**Required task**
Show all lines from the listing below that contain "this".

(Rows from a figure dataset)
[Begin]

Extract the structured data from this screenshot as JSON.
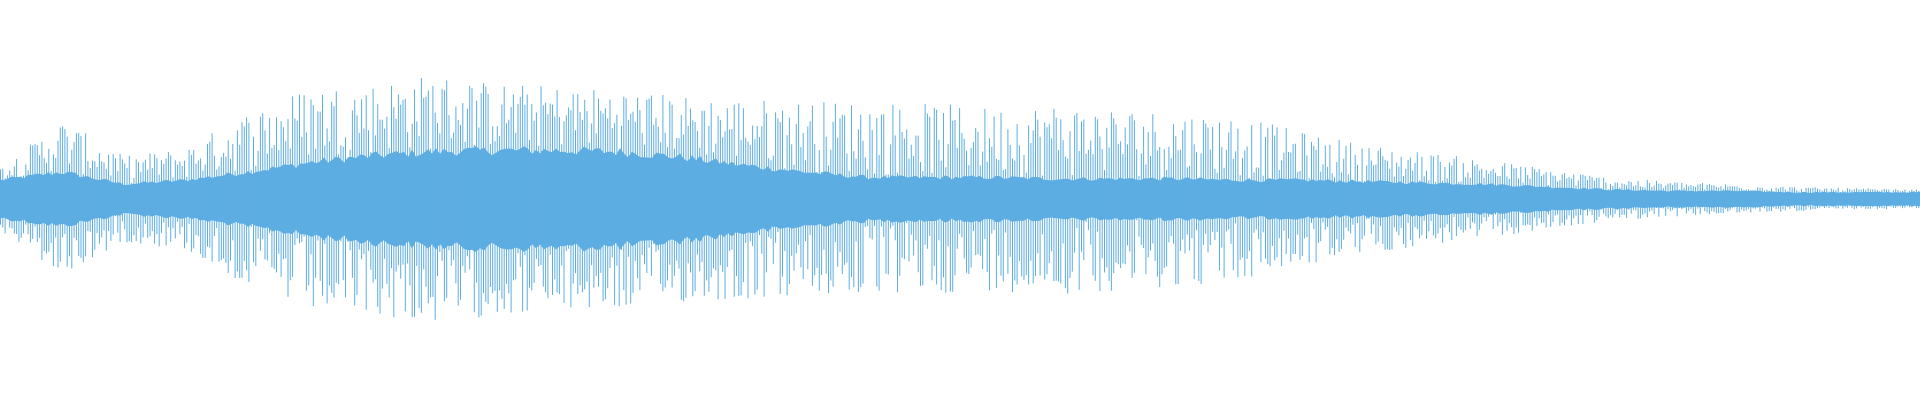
{
  "chart_data": {
    "type": "area",
    "title": "",
    "xlabel": "",
    "ylabel": "",
    "ylim": [
      -1,
      1
    ],
    "grid": false,
    "legend": "none",
    "color": "#5dade2",
    "series": [
      {
        "values_peak_envelope": [
          0.23,
          0.59,
          0.32,
          0.38,
          0.65,
          0.84,
          0.86,
          0.93,
          0.86,
          0.84,
          0.82,
          0.77,
          0.75,
          0.73,
          0.73,
          0.71,
          0.68,
          0.71,
          0.68,
          0.65,
          0.62,
          0.5,
          0.41,
          0.35,
          0.29,
          0.23,
          0.16,
          0.13,
          0.11,
          0.09,
          0.08,
          0.07
        ],
        "values_body_envelope": [
          0.14,
          0.2,
          0.11,
          0.14,
          0.2,
          0.27,
          0.32,
          0.35,
          0.36,
          0.36,
          0.35,
          0.31,
          0.25,
          0.2,
          0.16,
          0.16,
          0.16,
          0.15,
          0.15,
          0.15,
          0.14,
          0.14,
          0.13,
          0.12,
          0.11,
          0.09,
          0.07,
          0.06,
          0.06,
          0.05,
          0.05,
          0.05
        ]
      }
    ]
  }
}
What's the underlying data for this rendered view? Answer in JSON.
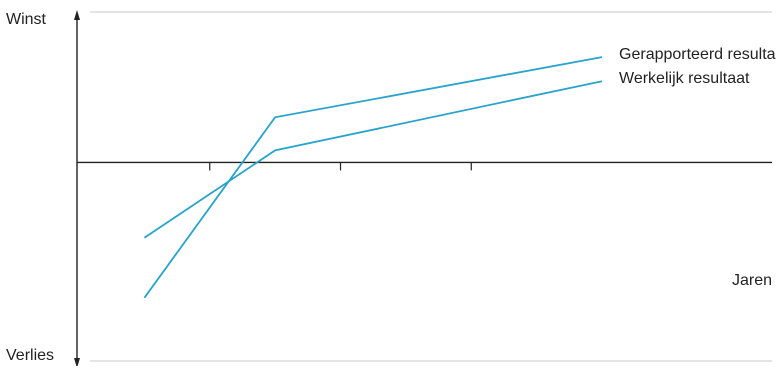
{
  "chart_data": {
    "type": "line",
    "ylabel_top": "Winst",
    "ylabel_bottom": "Verlies",
    "xlabel": "Jaren",
    "x_ticks": 3,
    "grid": false,
    "frame": true,
    "series": [
      {
        "name": "Gerapporteerd resultaat",
        "points": [
          [
            0,
            -0.45
          ],
          [
            1,
            0.15
          ],
          [
            3.5,
            0.35
          ]
        ]
      },
      {
        "name": "Werkelijk resultaat",
        "points": [
          [
            0,
            -0.25
          ],
          [
            1,
            0.04
          ],
          [
            3.5,
            0.27
          ]
        ]
      }
    ],
    "xlim": [
      -0.5,
      4.8
    ],
    "ylim": [
      -0.65,
      0.5
    ]
  },
  "colors": {
    "series_line": "#2aa3cc",
    "axis": "#222222",
    "frame": "#c8c8c8"
  }
}
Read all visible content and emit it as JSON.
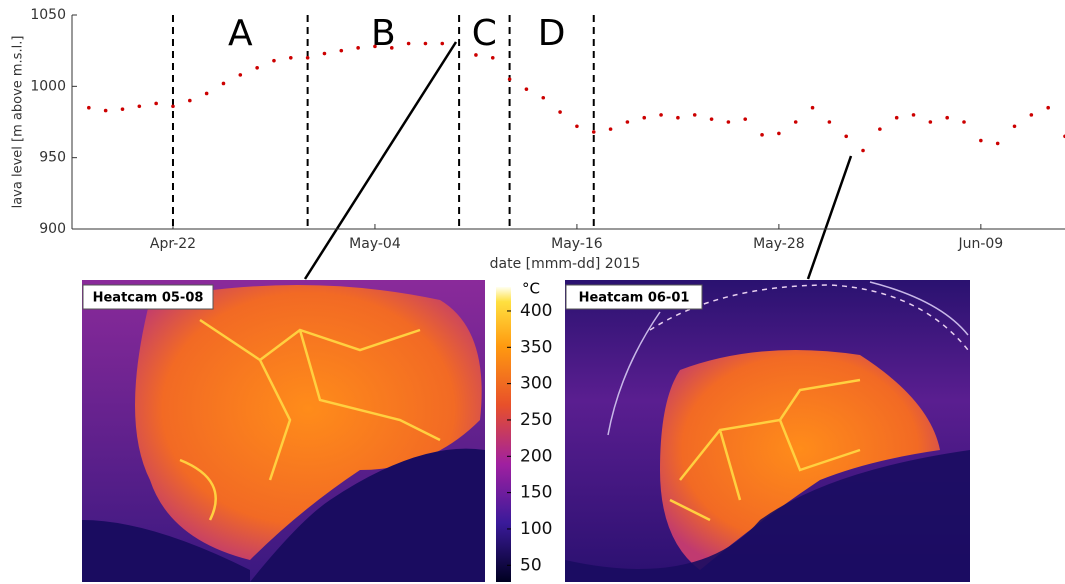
{
  "chart_data": {
    "type": "scatter",
    "xlabel": "date [mmm-dd] 2015",
    "ylabel": "lava level [m above m.s.l.]",
    "x": [
      "2015-04-17",
      "2015-04-18",
      "2015-04-19",
      "2015-04-20",
      "2015-04-21",
      "2015-04-22",
      "2015-04-23",
      "2015-04-24",
      "2015-04-25",
      "2015-04-26",
      "2015-04-27",
      "2015-04-28",
      "2015-04-29",
      "2015-04-30",
      "2015-05-01",
      "2015-05-02",
      "2015-05-03",
      "2015-05-04",
      "2015-05-05",
      "2015-05-06",
      "2015-05-07",
      "2015-05-08",
      "2015-05-09",
      "2015-05-10",
      "2015-05-11",
      "2015-05-12",
      "2015-05-13",
      "2015-05-14",
      "2015-05-15",
      "2015-05-16",
      "2015-05-17",
      "2015-05-18",
      "2015-05-19",
      "2015-05-20",
      "2015-05-21",
      "2015-05-22",
      "2015-05-23",
      "2015-05-24",
      "2015-05-25",
      "2015-05-26",
      "2015-05-27",
      "2015-05-28",
      "2015-05-29",
      "2015-05-30",
      "2015-05-31",
      "2015-06-01",
      "2015-06-02",
      "2015-06-03",
      "2015-06-04",
      "2015-06-05",
      "2015-06-06",
      "2015-06-07",
      "2015-06-08",
      "2015-06-09",
      "2015-06-10",
      "2015-06-11",
      "2015-06-12",
      "2015-06-13",
      "2015-06-14"
    ],
    "series": [
      {
        "color": "#cc0000",
        "values": [
          985,
          983,
          984,
          986,
          988,
          986,
          990,
          995,
          1002,
          1008,
          1013,
          1018,
          1020,
          1020,
          1023,
          1025,
          1027,
          1028,
          1027,
          1030,
          1030,
          1030,
          null,
          1022,
          1020,
          1005,
          998,
          992,
          982,
          972,
          968,
          970,
          975,
          978,
          980,
          978,
          980,
          977,
          975,
          977,
          966,
          967,
          975,
          985,
          975,
          965,
          955,
          970,
          978,
          980,
          975,
          978,
          975,
          962,
          960,
          972,
          980,
          985,
          965
        ]
      }
    ],
    "xlim": [
      "2015-04-16",
      "2015-06-14"
    ],
    "xticks": [
      {
        "value": "2015-04-22",
        "label": "Apr-22"
      },
      {
        "value": "2015-05-04",
        "label": "May-04"
      },
      {
        "value": "2015-05-16",
        "label": "May-16"
      },
      {
        "value": "2015-05-28",
        "label": "May-28"
      },
      {
        "value": "2015-06-09",
        "label": "Jun-09"
      }
    ],
    "ylim": [
      900,
      1050
    ],
    "yticks": [
      900,
      950,
      1000,
      1050
    ],
    "phase_boundaries": [
      "2015-04-22",
      "2015-04-30",
      "2015-05-09",
      "2015-05-12",
      "2015-05-17"
    ],
    "phases": [
      "A",
      "B",
      "C",
      "D"
    ]
  },
  "colorbar": {
    "label": "°C",
    "lim": [
      27,
      433
    ],
    "ticks": [
      50,
      100,
      150,
      200,
      250,
      300,
      350,
      400
    ]
  },
  "images": [
    {
      "label": "Heatcam 05-08"
    },
    {
      "label": "Heatcam 06-01"
    }
  ]
}
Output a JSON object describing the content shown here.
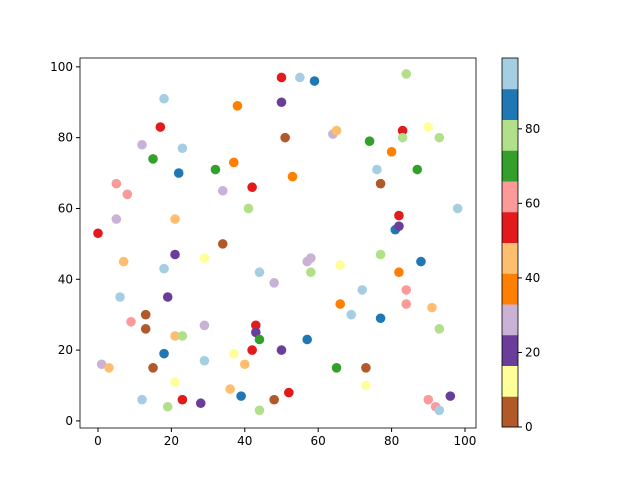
{
  "chart_data": {
    "type": "scatter",
    "x": [
      0,
      1,
      3,
      5,
      5,
      6,
      7,
      8,
      9,
      12,
      12,
      13,
      13,
      15,
      15,
      17,
      18,
      18,
      18,
      19,
      19,
      21,
      21,
      21,
      21,
      22,
      23,
      23,
      23,
      28,
      29,
      29,
      29,
      32,
      34,
      34,
      36,
      37,
      37,
      38,
      39,
      40,
      41,
      42,
      42,
      43,
      43,
      44,
      44,
      44,
      48,
      48,
      50,
      50,
      50,
      51,
      52,
      53,
      55,
      57,
      57,
      58,
      58,
      59,
      64,
      65,
      65,
      66,
      66,
      69,
      72,
      73,
      73,
      74,
      76,
      77,
      77,
      77,
      80,
      81,
      82,
      82,
      82,
      83,
      83,
      84,
      84,
      84,
      87,
      88,
      90,
      90,
      91,
      92,
      93,
      93,
      93,
      96,
      98
    ],
    "y": [
      53,
      16,
      15,
      67,
      57,
      35,
      45,
      64,
      28,
      78,
      6,
      30,
      26,
      74,
      15,
      83,
      91,
      43,
      19,
      35,
      4,
      57,
      47,
      24,
      11,
      70,
      77,
      24,
      6,
      5,
      46,
      27,
      17,
      71,
      65,
      50,
      9,
      73,
      19,
      89,
      7,
      16,
      60,
      66,
      20,
      27,
      25,
      23,
      42,
      3,
      39,
      6,
      97,
      90,
      20,
      80,
      8,
      69,
      97,
      45,
      23,
      46,
      42,
      96,
      81,
      82,
      15,
      44,
      33,
      30,
      37,
      15,
      10,
      79,
      71,
      67,
      47,
      29,
      76,
      54,
      55,
      58,
      42,
      82,
      80,
      98,
      37,
      33,
      71,
      45,
      83,
      6,
      32,
      4,
      80,
      26,
      3,
      7,
      60
    ],
    "c": [
      54,
      29,
      45,
      62,
      29,
      95,
      45,
      62,
      62,
      29,
      95,
      4,
      4,
      70,
      4,
      54,
      95,
      95,
      86,
      20,
      78,
      45,
      20,
      45,
      12,
      86,
      95,
      78,
      54,
      20,
      12,
      29,
      95,
      70,
      29,
      4,
      45,
      37,
      12,
      37,
      86,
      45,
      78,
      54,
      54,
      54,
      20,
      70,
      95,
      78,
      29,
      4,
      54,
      20,
      20,
      4,
      54,
      37,
      95,
      29,
      86,
      29,
      78,
      86,
      29,
      45,
      70,
      12,
      37,
      95,
      95,
      4,
      12,
      70,
      95,
      4,
      78,
      86,
      37,
      86,
      20,
      54,
      37,
      54,
      78,
      78,
      62,
      62,
      70,
      86,
      12,
      62,
      45,
      62,
      78,
      78,
      95,
      20,
      95
    ],
    "colormap": [
      "#b15928",
      "#ffff99",
      "#6a3d9a",
      "#cab2d6",
      "#ff7f00",
      "#fdbf6f",
      "#e31a1c",
      "#fb9a99",
      "#33a02c",
      "#b2df8a",
      "#1f78b4",
      "#a6cee3"
    ],
    "xlim": [
      -4.9,
      103
    ],
    "ylim": [
      -2,
      102.5
    ],
    "xticks": [
      0,
      20,
      40,
      60,
      80,
      100
    ],
    "yticks": [
      0,
      20,
      40,
      60,
      80,
      100
    ],
    "clim": [
      0,
      99
    ],
    "cticks": [
      0,
      20,
      40,
      60,
      80
    ]
  }
}
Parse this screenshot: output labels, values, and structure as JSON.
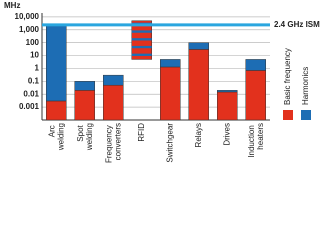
{
  "chart_data": {
    "type": "range_bar",
    "y_label": "MHz",
    "categories": [
      "Arc welding",
      "Spot welding",
      "Frequency converters",
      "RFID",
      "Switchgear",
      "Relays",
      "Drives",
      "Induction heaters"
    ],
    "series": [
      {
        "name": "Basic frequency",
        "color": "#e2311d",
        "values": [
          [
            0.0001,
            0.003
          ],
          [
            0.0001,
            0.02
          ],
          [
            0.0001,
            0.05
          ],
          [
            5,
            5000
          ],
          [
            0.0001,
            1.3
          ],
          [
            0.0001,
            30
          ],
          [
            0.0001,
            0.015
          ],
          [
            0.0001,
            0.7
          ]
        ]
      },
      {
        "name": "Harmonics",
        "color": "#1d6db4",
        "values": [
          [
            0.003,
            2000
          ],
          [
            0.02,
            0.1
          ],
          [
            0.05,
            0.3
          ],
          [
            5,
            5000
          ],
          [
            1.3,
            5
          ],
          [
            30,
            100
          ],
          [
            0.015,
            0.02
          ],
          [
            0.7,
            5
          ]
        ]
      }
    ],
    "reference_line": {
      "value": 2400,
      "label": "2.4 GHz ISM",
      "color": "#2aa6df"
    },
    "log_scale": true,
    "ylim": [
      0.0001,
      20000
    ],
    "yticks": [
      {
        "value": 10000,
        "label": "10,000"
      },
      {
        "value": 1000,
        "label": "1,000"
      },
      100,
      10,
      1,
      0.1,
      0.01,
      0.001
    ],
    "grid": true
  }
}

[End]

**Written solution**
Extract the structured data from this screenshot as JSON.
What's the underlying data for this rendered view? Answer in JSON.
Parse this screenshot: output labels, values, and structure as JSON.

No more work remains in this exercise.